*What the exercise asks:*
Retype the full set of records. Keep every character identical.

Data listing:
************
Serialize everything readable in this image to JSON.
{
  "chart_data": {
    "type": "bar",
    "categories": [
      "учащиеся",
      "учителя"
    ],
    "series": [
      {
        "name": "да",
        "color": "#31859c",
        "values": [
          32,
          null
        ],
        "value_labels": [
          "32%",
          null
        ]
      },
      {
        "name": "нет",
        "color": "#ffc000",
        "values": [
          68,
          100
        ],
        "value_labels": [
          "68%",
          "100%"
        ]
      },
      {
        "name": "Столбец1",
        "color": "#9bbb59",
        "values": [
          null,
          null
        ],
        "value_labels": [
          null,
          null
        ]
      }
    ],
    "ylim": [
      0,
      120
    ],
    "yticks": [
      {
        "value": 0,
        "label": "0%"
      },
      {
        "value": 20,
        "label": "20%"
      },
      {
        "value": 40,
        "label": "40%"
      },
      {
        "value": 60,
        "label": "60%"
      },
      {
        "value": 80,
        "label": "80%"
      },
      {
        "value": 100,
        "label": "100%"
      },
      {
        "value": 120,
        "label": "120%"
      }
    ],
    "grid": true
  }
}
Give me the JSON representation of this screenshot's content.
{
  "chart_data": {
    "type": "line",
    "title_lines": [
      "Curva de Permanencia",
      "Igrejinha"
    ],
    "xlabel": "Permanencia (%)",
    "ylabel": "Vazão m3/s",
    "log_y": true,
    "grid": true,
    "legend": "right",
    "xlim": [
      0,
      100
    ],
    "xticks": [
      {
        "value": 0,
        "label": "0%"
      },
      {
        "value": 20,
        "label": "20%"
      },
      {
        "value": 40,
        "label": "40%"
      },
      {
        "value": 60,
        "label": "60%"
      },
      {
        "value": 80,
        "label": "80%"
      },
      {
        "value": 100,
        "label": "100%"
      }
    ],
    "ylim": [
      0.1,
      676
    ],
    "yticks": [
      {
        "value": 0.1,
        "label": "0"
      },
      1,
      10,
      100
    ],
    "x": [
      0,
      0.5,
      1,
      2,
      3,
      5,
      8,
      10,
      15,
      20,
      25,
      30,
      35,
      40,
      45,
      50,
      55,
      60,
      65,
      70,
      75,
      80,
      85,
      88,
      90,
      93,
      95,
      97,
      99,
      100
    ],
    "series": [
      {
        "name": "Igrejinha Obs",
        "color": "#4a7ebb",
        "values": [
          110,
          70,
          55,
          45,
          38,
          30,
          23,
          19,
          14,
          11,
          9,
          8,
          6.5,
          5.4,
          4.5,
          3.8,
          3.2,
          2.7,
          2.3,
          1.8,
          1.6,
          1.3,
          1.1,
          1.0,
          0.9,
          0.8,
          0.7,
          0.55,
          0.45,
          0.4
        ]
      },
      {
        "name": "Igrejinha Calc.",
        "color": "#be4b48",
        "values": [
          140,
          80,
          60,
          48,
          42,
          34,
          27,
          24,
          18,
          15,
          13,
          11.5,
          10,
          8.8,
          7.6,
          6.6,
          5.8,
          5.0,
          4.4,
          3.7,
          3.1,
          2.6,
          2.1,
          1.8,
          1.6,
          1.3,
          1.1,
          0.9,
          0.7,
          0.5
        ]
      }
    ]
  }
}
************
*Task response:*
Serialize everything readable in this image to JSON.
{
  "chart_data": {
    "type": "bar",
    "categories": [
      "учащиеся",
      "учителя"
    ],
    "series": [
      {
        "name": "да",
        "color": "#31859c",
        "values": [
          32,
          null
        ],
        "value_labels": [
          "32%",
          null
        ]
      },
      {
        "name": "нет",
        "color": "#ffc000",
        "values": [
          68,
          100
        ],
        "value_labels": [
          "68%",
          "100%"
        ]
      },
      {
        "name": "Столбец1",
        "color": "#9bbb59",
        "values": [
          null,
          null
        ],
        "value_labels": [
          null,
          null
        ]
      }
    ],
    "ylim": [
      0,
      120
    ],
    "yticks": [
      {
        "value": 0,
        "label": "0%"
      },
      {
        "value": 20,
        "label": "20%"
      },
      {
        "value": 40,
        "label": "40%"
      },
      {
        "value": 60,
        "label": "60%"
      },
      {
        "value": 80,
        "label": "80%"
      },
      {
        "value": 100,
        "label": "100%"
      },
      {
        "value": 120,
        "label": "120%"
      }
    ],
    "grid": true
  }
}
Give me the JSON representation of this screenshot's content.
{
  "chart_data": {
    "type": "line",
    "title_lines": [
      "Curva de Permanencia",
      "Igrejinha"
    ],
    "xlabel": "Permanencia (%)",
    "ylabel": "Vazão m3/s",
    "log_y": true,
    "grid": true,
    "legend": "right",
    "xlim": [
      0,
      100
    ],
    "xticks": [
      {
        "value": 0,
        "label": "0%"
      },
      {
        "value": 20,
        "label": "20%"
      },
      {
        "value": 40,
        "label": "40%"
      },
      {
        "value": 60,
        "label": "60%"
      },
      {
        "value": 80,
        "label": "80%"
      },
      {
        "value": 100,
        "label": "100%"
      }
    ],
    "ylim": [
      0.1,
      676
    ],
    "yticks": [
      {
        "value": 0.1,
        "label": "0"
      },
      1,
      10,
      100
    ],
    "x": [
      0,
      0.5,
      1,
      2,
      3,
      5,
      8,
      10,
      15,
      20,
      25,
      30,
      35,
      40,
      45,
      50,
      55,
      60,
      65,
      70,
      75,
      80,
      85,
      88,
      90,
      93,
      95,
      97,
      99,
      100
    ],
    "series": [
      {
        "name": "Igrejinha Obs",
        "color": "#4a7ebb",
        "values": [
          110,
          70,
          55,
          45,
          38,
          30,
          23,
          19,
          14,
          11,
          9,
          8,
          6.5,
          5.4,
          4.5,
          3.8,
          3.2,
          2.7,
          2.3,
          1.8,
          1.6,
          1.3,
          1.1,
          1.0,
          0.9,
          0.8,
          0.7,
          0.55,
          0.45,
          0.4
        ]
      },
      {
        "name": "Igrejinha Calc.",
        "color": "#be4b48",
        "values": [
          140,
          80,
          60,
          48,
          42,
          34,
          27,
          24,
          18,
          15,
          13,
          11.5,
          10,
          8.8,
          7.6,
          6.6,
          5.8,
          5.0,
          4.4,
          3.7,
          3.1,
          2.6,
          2.1,
          1.8,
          1.6,
          1.3,
          1.1,
          0.9,
          0.7,
          0.5
        ]
      }
    ]
  }
}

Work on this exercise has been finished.